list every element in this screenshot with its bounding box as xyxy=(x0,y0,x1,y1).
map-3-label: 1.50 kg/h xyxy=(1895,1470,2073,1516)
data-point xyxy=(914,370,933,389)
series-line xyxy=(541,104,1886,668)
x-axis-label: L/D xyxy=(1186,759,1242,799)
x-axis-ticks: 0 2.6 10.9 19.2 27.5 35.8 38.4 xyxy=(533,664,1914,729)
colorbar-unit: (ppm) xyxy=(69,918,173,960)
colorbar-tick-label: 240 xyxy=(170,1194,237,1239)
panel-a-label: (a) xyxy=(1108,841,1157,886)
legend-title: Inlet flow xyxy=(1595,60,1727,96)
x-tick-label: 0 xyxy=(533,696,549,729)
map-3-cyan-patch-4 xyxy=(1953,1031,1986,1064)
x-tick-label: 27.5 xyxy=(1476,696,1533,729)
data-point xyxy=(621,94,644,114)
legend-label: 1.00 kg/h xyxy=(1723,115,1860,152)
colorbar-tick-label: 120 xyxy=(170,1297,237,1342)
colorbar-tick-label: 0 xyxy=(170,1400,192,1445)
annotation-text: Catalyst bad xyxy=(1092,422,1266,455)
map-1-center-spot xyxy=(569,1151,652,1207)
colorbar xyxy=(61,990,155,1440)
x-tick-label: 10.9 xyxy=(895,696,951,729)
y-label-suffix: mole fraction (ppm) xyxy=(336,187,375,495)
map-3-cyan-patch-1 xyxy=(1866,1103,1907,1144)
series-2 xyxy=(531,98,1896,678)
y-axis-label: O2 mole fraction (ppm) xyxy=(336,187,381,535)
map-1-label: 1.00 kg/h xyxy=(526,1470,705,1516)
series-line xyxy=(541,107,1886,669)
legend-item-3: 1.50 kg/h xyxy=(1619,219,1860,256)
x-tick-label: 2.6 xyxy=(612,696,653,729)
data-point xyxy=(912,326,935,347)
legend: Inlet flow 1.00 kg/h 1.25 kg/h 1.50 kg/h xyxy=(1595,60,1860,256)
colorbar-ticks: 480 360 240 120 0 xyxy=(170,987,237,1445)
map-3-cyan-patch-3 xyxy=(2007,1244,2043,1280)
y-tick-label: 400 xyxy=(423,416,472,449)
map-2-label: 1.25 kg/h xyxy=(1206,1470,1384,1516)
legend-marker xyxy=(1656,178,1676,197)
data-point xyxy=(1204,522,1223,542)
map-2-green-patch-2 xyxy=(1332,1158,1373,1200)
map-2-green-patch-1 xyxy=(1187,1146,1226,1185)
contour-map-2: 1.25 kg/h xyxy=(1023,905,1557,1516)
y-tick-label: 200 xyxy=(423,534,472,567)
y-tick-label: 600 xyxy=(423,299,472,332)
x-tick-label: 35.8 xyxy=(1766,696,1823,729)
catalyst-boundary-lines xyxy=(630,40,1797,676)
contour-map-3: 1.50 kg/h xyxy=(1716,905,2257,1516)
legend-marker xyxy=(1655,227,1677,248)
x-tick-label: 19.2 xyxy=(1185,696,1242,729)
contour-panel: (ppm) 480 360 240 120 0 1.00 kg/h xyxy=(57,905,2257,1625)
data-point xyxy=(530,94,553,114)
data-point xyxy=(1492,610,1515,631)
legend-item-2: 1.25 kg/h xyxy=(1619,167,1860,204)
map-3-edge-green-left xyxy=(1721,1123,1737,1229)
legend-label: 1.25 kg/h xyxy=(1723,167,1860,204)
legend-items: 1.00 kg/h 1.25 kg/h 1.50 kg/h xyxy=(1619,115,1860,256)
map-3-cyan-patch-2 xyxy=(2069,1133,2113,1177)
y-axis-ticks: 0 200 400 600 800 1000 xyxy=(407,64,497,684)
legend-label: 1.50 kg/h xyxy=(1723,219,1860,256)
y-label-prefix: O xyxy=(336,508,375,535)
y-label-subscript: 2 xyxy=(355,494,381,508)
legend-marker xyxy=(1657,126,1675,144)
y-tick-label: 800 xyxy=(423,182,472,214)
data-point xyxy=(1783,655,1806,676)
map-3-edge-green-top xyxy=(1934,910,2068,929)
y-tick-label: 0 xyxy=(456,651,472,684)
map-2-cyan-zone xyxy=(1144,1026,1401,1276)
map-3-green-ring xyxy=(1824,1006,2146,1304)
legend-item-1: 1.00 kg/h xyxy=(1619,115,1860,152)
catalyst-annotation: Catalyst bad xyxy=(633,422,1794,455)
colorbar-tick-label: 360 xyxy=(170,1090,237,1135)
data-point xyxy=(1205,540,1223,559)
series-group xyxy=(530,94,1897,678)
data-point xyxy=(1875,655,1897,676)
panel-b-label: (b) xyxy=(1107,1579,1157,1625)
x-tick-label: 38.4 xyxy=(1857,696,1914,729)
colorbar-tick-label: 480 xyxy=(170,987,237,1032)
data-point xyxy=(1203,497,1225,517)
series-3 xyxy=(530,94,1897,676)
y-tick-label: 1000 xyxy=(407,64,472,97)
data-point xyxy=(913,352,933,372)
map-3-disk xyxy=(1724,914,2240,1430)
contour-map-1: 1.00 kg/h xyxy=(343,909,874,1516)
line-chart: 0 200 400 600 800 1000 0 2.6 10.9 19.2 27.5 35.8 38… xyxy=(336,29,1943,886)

- _The exercise_
Reproduce the entries character for character, starting with the first one and stopping after the line that contains "x-tick-label: 2.6 xyxy=(612,696,653,729)"; include that final line.

- _Solution_
list every element in this screenshot with its bounding box as xyxy=(x0,y0,x1,y1).
map-3-label: 1.50 kg/h xyxy=(1895,1470,2073,1516)
data-point xyxy=(914,370,933,389)
series-line xyxy=(541,104,1886,668)
x-axis-label: L/D xyxy=(1186,759,1242,799)
x-axis-ticks: 0 2.6 10.9 19.2 27.5 35.8 38.4 xyxy=(533,664,1914,729)
colorbar-unit: (ppm) xyxy=(69,918,173,960)
colorbar-tick-label: 240 xyxy=(170,1194,237,1239)
panel-a-label: (a) xyxy=(1108,841,1157,886)
legend-title: Inlet flow xyxy=(1595,60,1727,96)
x-tick-label: 0 xyxy=(533,696,549,729)
map-3-cyan-patch-4 xyxy=(1953,1031,1986,1064)
x-tick-label: 27.5 xyxy=(1476,696,1533,729)
data-point xyxy=(621,94,644,114)
legend-label: 1.00 kg/h xyxy=(1723,115,1860,152)
colorbar-tick-label: 120 xyxy=(170,1297,237,1342)
colorbar-tick-label: 0 xyxy=(170,1400,192,1445)
annotation-text: Catalyst bad xyxy=(1092,422,1266,455)
map-1-center-spot xyxy=(569,1151,652,1207)
colorbar xyxy=(61,990,155,1440)
x-tick-label: 10.9 xyxy=(895,696,951,729)
y-label-suffix: mole fraction (ppm) xyxy=(336,187,375,495)
map-3-cyan-patch-1 xyxy=(1866,1103,1907,1144)
series-2 xyxy=(531,98,1896,678)
y-axis-label: O2 mole fraction (ppm) xyxy=(336,187,381,535)
map-1-label: 1.00 kg/h xyxy=(526,1470,705,1516)
series-line xyxy=(541,107,1886,669)
legend-item-3: 1.50 kg/h xyxy=(1619,219,1860,256)
x-tick-label: 2.6 xyxy=(612,696,653,729)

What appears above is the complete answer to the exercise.